[Exercise objective]
With the images removed, repeat the data below exactly.
----- Exercise inputs
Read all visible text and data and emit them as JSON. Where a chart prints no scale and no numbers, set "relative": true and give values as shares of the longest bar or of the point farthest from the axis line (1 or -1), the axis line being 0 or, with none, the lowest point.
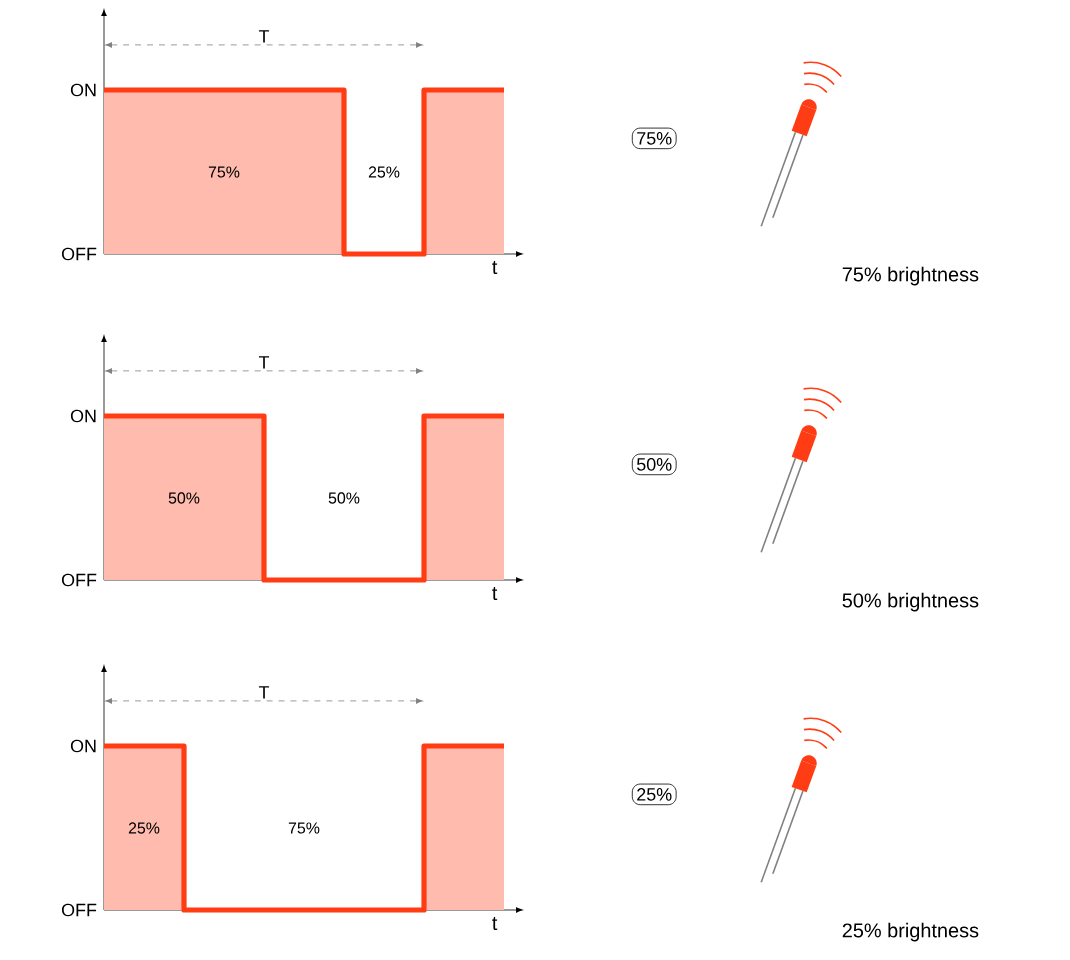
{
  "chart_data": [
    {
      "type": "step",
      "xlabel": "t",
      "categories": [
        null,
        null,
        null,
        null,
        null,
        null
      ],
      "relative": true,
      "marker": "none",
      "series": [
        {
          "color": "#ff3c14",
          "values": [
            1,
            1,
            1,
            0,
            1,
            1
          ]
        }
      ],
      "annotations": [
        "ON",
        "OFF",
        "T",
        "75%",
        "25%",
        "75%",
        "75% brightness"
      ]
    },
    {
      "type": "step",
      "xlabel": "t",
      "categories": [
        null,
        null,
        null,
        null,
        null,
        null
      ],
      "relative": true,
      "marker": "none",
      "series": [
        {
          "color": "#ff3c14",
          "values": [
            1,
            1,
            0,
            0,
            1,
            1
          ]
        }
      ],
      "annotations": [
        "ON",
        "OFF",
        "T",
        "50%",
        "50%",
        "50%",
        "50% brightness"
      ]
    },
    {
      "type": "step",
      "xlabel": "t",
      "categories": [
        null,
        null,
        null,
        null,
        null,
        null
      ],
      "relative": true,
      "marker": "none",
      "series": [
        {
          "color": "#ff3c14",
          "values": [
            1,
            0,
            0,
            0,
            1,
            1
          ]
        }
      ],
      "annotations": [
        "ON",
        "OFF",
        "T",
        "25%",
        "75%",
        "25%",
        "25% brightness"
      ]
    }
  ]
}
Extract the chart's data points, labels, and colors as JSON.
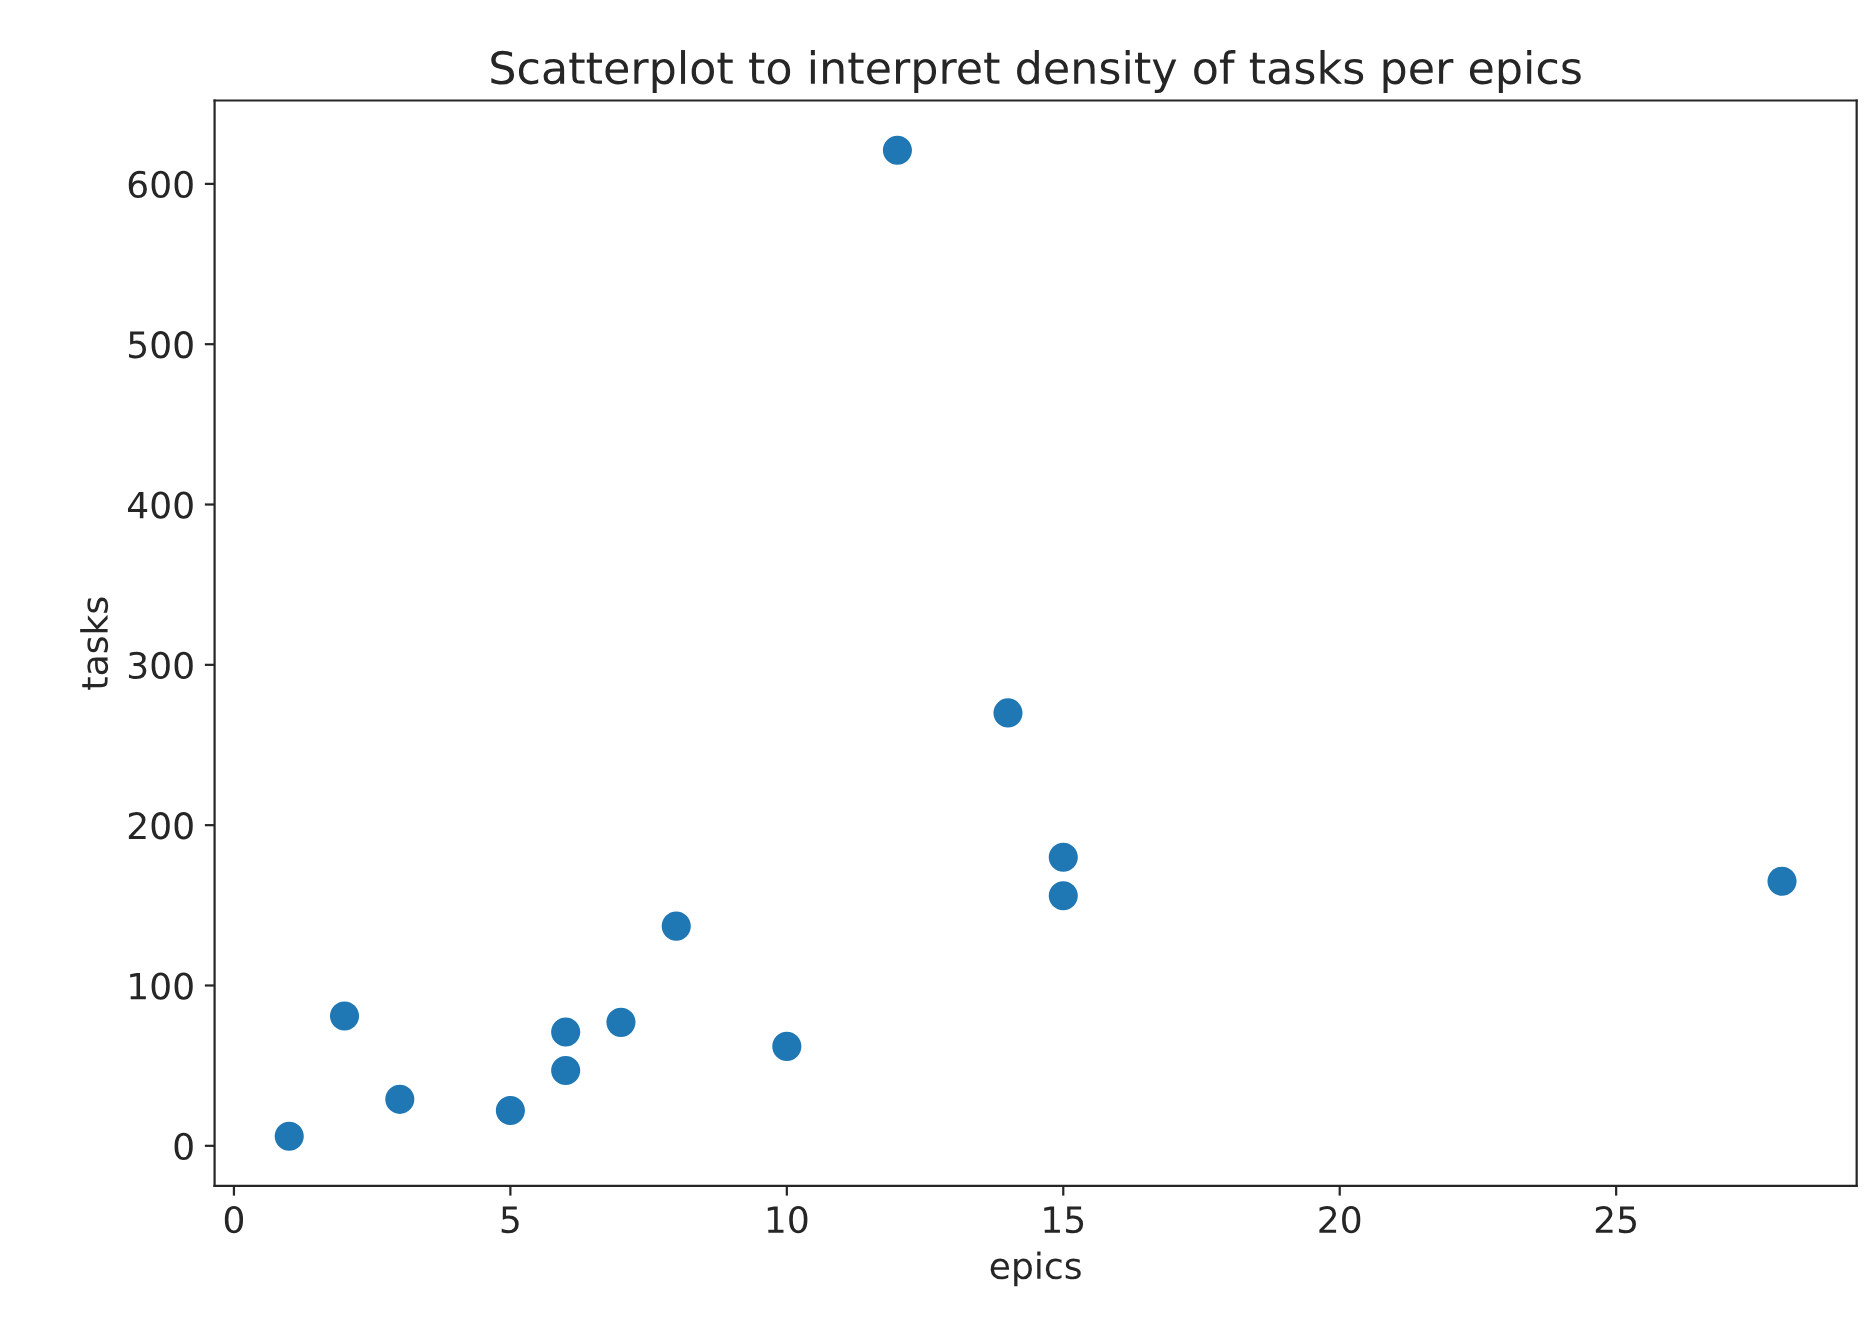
----------
[Solution]
Read all visible text and data and emit them as JSON. Where a chart prints no scale and no numbers, set "relative": true and give values as shares of the longest bar or of the point farthest from the axis line (1 or -1), the axis line being 0 or, with none, the lowest point.
{
  "chart_data": [
    {
      "type": "step",
      "xlabel": "t",
      "categories": [
        null,
        null,
        null,
        null,
        null,
        null
      ],
      "relative": true,
      "marker": "none",
      "series": [
        {
          "color": "#ff3c14",
          "values": [
            1,
            1,
            1,
            0,
            1,
            1
          ]
        }
      ],
      "annotations": [
        "ON",
        "OFF",
        "T",
        "75%",
        "25%",
        "75%",
        "75% brightness"
      ]
    },
    {
      "type": "step",
      "xlabel": "t",
      "categories": [
        null,
        null,
        null,
        null,
        null,
        null
      ],
      "relative": true,
      "marker": "none",
      "series": [
        {
          "color": "#ff3c14",
          "values": [
            1,
            1,
            0,
            0,
            1,
            1
          ]
        }
      ],
      "annotations": [
        "ON",
        "OFF",
        "T",
        "50%",
        "50%",
        "50%",
        "50% brightness"
      ]
    },
    {
      "type": "step",
      "xlabel": "t",
      "categories": [
        null,
        null,
        null,
        null,
        null,
        null
      ],
      "relative": true,
      "marker": "none",
      "series": [
        {
          "color": "#ff3c14",
          "values": [
            1,
            0,
            0,
            0,
            1,
            1
          ]
        }
      ],
      "annotations": [
        "ON",
        "OFF",
        "T",
        "25%",
        "75%",
        "25%",
        "25% brightness"
      ]
    }
  ]
}
Extract the chart's data points, labels, and colors as JSON.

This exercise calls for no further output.